## BEGIN Exercise material
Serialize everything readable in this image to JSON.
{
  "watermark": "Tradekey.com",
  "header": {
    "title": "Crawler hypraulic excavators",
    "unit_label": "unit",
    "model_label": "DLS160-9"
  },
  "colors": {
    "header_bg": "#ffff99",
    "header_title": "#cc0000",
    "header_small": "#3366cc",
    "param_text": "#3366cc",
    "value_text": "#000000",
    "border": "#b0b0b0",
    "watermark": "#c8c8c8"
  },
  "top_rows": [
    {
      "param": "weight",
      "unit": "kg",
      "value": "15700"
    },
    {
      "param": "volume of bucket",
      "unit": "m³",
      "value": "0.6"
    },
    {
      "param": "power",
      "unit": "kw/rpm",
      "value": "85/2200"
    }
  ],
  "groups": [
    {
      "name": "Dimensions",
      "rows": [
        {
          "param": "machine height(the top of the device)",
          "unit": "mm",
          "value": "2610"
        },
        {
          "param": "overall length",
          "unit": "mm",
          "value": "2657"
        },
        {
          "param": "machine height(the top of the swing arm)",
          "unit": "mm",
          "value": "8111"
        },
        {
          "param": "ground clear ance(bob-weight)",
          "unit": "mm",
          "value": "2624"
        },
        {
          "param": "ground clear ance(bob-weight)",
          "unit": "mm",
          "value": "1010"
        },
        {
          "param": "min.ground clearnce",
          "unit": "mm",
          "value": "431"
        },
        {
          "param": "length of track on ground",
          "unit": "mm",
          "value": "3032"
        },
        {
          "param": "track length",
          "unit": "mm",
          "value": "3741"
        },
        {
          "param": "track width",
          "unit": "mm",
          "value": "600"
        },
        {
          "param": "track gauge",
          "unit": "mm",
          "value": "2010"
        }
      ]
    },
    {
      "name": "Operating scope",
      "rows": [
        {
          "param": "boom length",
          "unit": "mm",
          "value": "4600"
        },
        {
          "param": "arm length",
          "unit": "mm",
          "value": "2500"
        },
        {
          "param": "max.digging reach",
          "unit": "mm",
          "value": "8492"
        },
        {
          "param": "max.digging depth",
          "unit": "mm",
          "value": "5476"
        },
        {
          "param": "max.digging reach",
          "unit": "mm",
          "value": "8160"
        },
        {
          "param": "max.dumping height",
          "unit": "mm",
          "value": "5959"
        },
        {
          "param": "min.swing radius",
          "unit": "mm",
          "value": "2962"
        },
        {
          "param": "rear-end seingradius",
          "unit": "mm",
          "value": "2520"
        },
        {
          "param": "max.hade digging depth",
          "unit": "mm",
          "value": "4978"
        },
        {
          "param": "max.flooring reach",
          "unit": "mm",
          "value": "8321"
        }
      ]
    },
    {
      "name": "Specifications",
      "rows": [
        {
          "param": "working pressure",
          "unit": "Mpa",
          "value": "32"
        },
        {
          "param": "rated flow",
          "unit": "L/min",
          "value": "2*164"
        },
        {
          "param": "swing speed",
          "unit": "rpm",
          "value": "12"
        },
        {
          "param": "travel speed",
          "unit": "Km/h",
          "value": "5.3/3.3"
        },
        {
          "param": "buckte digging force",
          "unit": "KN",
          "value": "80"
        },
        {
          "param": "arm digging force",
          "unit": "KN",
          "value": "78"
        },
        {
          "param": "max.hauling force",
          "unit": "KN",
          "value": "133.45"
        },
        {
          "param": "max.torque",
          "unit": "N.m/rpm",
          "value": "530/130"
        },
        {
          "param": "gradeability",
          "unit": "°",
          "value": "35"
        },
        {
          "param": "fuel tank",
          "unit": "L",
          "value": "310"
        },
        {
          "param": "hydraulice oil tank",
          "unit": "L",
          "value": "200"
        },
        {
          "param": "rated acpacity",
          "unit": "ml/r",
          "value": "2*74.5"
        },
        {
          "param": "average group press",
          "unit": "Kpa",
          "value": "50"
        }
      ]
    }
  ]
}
## END Exercise material
* Given request
Copy the material above back out, exactly as written.

* Written solution
Serialize everything readable in this image to JSON.
{
  "watermark": "Tradekey.com",
  "header": {
    "title": "Crawler hypraulic excavators",
    "unit_label": "unit",
    "model_label": "DLS160-9"
  },
  "colors": {
    "header_bg": "#ffff99",
    "header_title": "#cc0000",
    "header_small": "#3366cc",
    "param_text": "#3366cc",
    "value_text": "#000000",
    "border": "#b0b0b0",
    "watermark": "#c8c8c8"
  },
  "top_rows": [
    {
      "param": "weight",
      "unit": "kg",
      "value": "15700"
    },
    {
      "param": "volume of bucket",
      "unit": "m³",
      "value": "0.6"
    },
    {
      "param": "power",
      "unit": "kw/rpm",
      "value": "85/2200"
    }
  ],
  "groups": [
    {
      "name": "Dimensions",
      "rows": [
        {
          "param": "machine height(the top of the device)",
          "unit": "mm",
          "value": "2610"
        },
        {
          "param": "overall length",
          "unit": "mm",
          "value": "2657"
        },
        {
          "param": "machine height(the top of the swing arm)",
          "unit": "mm",
          "value": "8111"
        },
        {
          "param": "ground clear ance(bob-weight)",
          "unit": "mm",
          "value": "2624"
        },
        {
          "param": "ground clear ance(bob-weight)",
          "unit": "mm",
          "value": "1010"
        },
        {
          "param": "min.ground clearnce",
          "unit": "mm",
          "value": "431"
        },
        {
          "param": "length of track on ground",
          "unit": "mm",
          "value": "3032"
        },
        {
          "param": "track length",
          "unit": "mm",
          "value": "3741"
        },
        {
          "param": "track width",
          "unit": "mm",
          "value": "600"
        },
        {
          "param": "track gauge",
          "unit": "mm",
          "value": "2010"
        }
      ]
    },
    {
      "name": "Operating scope",
      "rows": [
        {
          "param": "boom length",
          "unit": "mm",
          "value": "4600"
        },
        {
          "param": "arm length",
          "unit": "mm",
          "value": "2500"
        },
        {
          "param": "max.digging reach",
          "unit": "mm",
          "value": "8492"
        },
        {
          "param": "max.digging depth",
          "unit": "mm",
          "value": "5476"
        },
        {
          "param": "max.digging reach",
          "unit": "mm",
          "value": "8160"
        },
        {
          "param": "max.dumping height",
          "unit": "mm",
          "value": "5959"
        },
        {
          "param": "min.swing radius",
          "unit": "mm",
          "value": "2962"
        },
        {
          "param": "rear-end seingradius",
          "unit": "mm",
          "value": "2520"
        },
        {
          "param": "max.hade digging depth",
          "unit": "mm",
          "value": "4978"
        },
        {
          "param": "max.flooring reach",
          "unit": "mm",
          "value": "8321"
        }
      ]
    },
    {
      "name": "Specifications",
      "rows": [
        {
          "param": "working pressure",
          "unit": "Mpa",
          "value": "32"
        },
        {
          "param": "rated flow",
          "unit": "L/min",
          "value": "2*164"
        },
        {
          "param": "swing speed",
          "unit": "rpm",
          "value": "12"
        },
        {
          "param": "travel speed",
          "unit": "Km/h",
          "value": "5.3/3.3"
        },
        {
          "param": "buckte digging force",
          "unit": "KN",
          "value": "80"
        },
        {
          "param": "arm digging force",
          "unit": "KN",
          "value": "78"
        },
        {
          "param": "max.hauling force",
          "unit": "KN",
          "value": "133.45"
        },
        {
          "param": "max.torque",
          "unit": "N.m/rpm",
          "value": "530/130"
        },
        {
          "param": "gradeability",
          "unit": "°",
          "value": "35"
        },
        {
          "param": "fuel tank",
          "unit": "L",
          "value": "310"
        },
        {
          "param": "hydraulice oil tank",
          "unit": "L",
          "value": "200"
        },
        {
          "param": "rated acpacity",
          "unit": "ml/r",
          "value": "2*74.5"
        },
        {
          "param": "average group press",
          "unit": "Kpa",
          "value": "50"
        }
      ]
    }
  ]
}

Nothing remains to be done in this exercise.